Data records:
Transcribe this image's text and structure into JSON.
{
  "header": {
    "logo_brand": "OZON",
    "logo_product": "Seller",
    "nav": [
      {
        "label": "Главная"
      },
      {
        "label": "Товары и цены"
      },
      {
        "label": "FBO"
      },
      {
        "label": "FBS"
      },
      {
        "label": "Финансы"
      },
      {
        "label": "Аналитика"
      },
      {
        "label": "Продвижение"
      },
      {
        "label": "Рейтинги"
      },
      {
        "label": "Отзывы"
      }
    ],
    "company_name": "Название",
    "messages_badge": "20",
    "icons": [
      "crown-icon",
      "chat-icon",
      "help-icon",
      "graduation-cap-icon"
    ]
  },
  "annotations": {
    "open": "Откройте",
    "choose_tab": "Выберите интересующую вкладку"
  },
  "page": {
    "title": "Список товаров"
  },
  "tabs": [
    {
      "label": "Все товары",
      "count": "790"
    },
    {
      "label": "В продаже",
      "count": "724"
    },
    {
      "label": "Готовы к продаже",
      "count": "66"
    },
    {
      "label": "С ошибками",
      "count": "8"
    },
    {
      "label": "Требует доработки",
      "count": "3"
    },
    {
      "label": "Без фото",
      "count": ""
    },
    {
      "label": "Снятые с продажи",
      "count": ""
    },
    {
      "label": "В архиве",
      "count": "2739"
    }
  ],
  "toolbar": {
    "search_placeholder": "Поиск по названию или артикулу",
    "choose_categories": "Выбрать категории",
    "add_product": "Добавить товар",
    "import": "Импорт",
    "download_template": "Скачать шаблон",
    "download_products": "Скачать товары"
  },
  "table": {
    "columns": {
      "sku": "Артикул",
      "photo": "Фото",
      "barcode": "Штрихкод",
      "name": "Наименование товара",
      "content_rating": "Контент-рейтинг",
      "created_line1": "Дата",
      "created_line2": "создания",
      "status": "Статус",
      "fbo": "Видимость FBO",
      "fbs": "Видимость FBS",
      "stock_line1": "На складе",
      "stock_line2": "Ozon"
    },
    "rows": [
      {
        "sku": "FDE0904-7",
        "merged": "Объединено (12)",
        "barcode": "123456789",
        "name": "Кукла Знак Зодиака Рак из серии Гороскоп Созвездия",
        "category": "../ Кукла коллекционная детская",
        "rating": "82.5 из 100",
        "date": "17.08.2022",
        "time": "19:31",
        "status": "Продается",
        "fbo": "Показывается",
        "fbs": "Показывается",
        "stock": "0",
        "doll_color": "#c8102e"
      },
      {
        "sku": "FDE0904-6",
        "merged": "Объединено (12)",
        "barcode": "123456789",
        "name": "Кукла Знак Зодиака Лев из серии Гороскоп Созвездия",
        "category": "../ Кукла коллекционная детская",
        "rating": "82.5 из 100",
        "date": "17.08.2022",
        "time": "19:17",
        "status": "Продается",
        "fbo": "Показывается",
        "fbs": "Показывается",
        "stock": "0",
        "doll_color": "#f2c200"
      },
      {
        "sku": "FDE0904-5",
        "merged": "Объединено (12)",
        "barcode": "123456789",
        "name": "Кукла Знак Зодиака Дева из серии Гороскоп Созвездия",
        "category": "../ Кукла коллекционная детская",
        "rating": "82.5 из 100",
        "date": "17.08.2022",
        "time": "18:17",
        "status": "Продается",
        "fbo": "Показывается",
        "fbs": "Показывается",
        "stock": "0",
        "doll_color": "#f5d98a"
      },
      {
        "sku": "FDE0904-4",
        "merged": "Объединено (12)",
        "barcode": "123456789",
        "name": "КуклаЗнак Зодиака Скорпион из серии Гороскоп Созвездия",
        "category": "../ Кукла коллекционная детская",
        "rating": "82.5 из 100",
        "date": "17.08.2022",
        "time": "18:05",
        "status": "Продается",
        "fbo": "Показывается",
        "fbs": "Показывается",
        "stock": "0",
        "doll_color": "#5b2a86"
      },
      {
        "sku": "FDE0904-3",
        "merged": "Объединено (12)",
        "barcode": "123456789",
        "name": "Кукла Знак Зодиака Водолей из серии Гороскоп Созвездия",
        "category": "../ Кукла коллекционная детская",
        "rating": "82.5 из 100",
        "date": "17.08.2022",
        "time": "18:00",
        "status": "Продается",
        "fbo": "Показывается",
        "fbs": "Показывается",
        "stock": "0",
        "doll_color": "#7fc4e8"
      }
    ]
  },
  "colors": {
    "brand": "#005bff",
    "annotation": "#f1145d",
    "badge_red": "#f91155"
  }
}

• **TASK PROMPT**: Your reply is one number: how many lines of the records above contain the word "Скачать".

• **OUTPUT FOR THIS EXERCISE**: 2